In [None]:
# default_exp cleaner

# Cleaner

> The module is build on top of [MolVS](https://github.com/mcs07/MolVS). 

The molecules are standardized with the following steps:
- Sanitizing with RDKit: santize mol; remove Hs; disconnect metals; normalize mol; reionize mol; recalculate stereochemistry.
- Replace all atoms with the most abundant isotope for that element.
- Remove counterions in the salts and neutralize the molecules.
- Remove the mixture.

In [None]:
#hide
from nbdev.showdoc import *

In [None]:
#export
from rdkit import Chem
from molvs import Standardizer

def remove_mixture(mol):
    for n, frag in enumerate(Chem.GetMolFrags(mol, asMols=True), 1):
        if n > 1:
            raise Exception("mixture")
        if n == 1:
            parent = mol
        else:
            raise Exception("error")
    return parent

def MolStandardizer(smiles):
    try:
        mol = Chem.MolFromSmiles(smiles)
        smiles = Chem.MolToSmiles(mol) # canonical smiles
        mol = Chem.MolFromSmiles(smiles)
        
        s = Standardizer()
        mol = s.standardize(mol) #santize mol; remove Hs; disconnect metals; normalize mol; reionize mol
        mol = s.remove_fragments(mol) # The full list of FragmentPatterns: https://github.com/mcs07/MolVS/blob/master/molvs/fragment.py
        mol = s.uncharge(mol) # uncharge molecules by adding and/or removing hydrogens
        mol = s.isotope_parent(mol)
        mol = s.standardize(mol)
        mol = remove_mixture(mol)        
        return Chem.MolToSmiles(mol)
    except:
#         print("%s failed conversion"%smiles)
        return "NaN"

The [`.standardize()`](https://molvs.readthedocs.io/en/latest/guide/standardize.html) method standarizes a molecule with the following steps:
- RDKit Sanitize
- RDKit  RemoveHs
- Disconnect metals
- Apply normalization rules
- Reionize acids
    - If molecule with multiple acid groups in partially ionized, ensure strongest acids ionize first
- Recalculate stereochemistry
    - Use build-in RDKit functionality to force a clean recalculation of stereochemistry

Examples

Original SMILES:

In [None]:
orig_smiles = ['[Na]OC(=O)c1ccc(C[S+2]([O-])([O-]))cc1.C(Cl)(Cl)Cl',
              '[13C]c1[nH]n(C)c(=NC(C)c2ccc(C(F)(F)F)cc2)c1[N+](=O)[O-].O',
              'O.[Na]O[13C](=O)c1ccc(C[S+2]([O-])([O-]))cc1.C(=O)C[C@H](C)[C@H](N)C(O)=O',
              'C(=O)CC[C@@H](N)C(O)=O',
              'C(=O)CC[C@H](N)C(O)=O',
              'O=C1NC=CC=C1',
              'Oc1ccccn1']

Standardized SMILES:

In [None]:
std_smiles = [MolStandardizer(smi) for smi in orig_smiles]

In [None]:
import pandas as pd
from rdkit.Chem.Draw import IPythonConsole
from rdkit.Chem import PandasTools
df = pd.DataFrame({'orig_smiles': orig_smiles, 'std_smiles': std_smiles})

INPUT DATA.

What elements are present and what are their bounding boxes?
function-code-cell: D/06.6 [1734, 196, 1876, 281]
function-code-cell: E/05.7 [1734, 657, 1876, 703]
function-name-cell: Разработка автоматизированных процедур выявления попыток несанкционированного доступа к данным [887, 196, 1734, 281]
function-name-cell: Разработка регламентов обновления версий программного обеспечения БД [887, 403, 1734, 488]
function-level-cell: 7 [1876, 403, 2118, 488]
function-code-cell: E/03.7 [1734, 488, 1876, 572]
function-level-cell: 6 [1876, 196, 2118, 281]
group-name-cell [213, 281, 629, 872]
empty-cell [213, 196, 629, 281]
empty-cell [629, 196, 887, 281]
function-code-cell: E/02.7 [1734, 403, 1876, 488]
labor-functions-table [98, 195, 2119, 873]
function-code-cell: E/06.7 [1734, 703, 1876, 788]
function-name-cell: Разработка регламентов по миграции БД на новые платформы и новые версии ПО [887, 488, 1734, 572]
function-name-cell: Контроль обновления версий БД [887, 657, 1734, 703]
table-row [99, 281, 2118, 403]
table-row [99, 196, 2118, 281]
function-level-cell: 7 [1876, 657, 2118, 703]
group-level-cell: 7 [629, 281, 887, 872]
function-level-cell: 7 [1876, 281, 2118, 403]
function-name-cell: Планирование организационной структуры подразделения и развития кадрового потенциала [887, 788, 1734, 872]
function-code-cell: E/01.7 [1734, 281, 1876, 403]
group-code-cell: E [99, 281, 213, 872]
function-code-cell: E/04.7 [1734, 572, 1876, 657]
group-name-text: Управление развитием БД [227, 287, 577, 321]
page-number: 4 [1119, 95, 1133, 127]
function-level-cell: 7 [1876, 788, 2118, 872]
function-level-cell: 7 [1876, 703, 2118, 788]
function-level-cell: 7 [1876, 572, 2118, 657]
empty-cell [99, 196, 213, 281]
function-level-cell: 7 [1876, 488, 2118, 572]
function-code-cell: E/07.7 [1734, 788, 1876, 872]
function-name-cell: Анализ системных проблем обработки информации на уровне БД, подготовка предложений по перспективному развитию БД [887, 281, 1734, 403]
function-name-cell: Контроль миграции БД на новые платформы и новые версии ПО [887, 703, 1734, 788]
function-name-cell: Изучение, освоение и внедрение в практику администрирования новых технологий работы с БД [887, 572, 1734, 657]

EXERCISE PROMPT. In the Cleaner page, what value does the MolStandardizer function return when a step raises an error?

ANSWER SECTION. The string "NaN".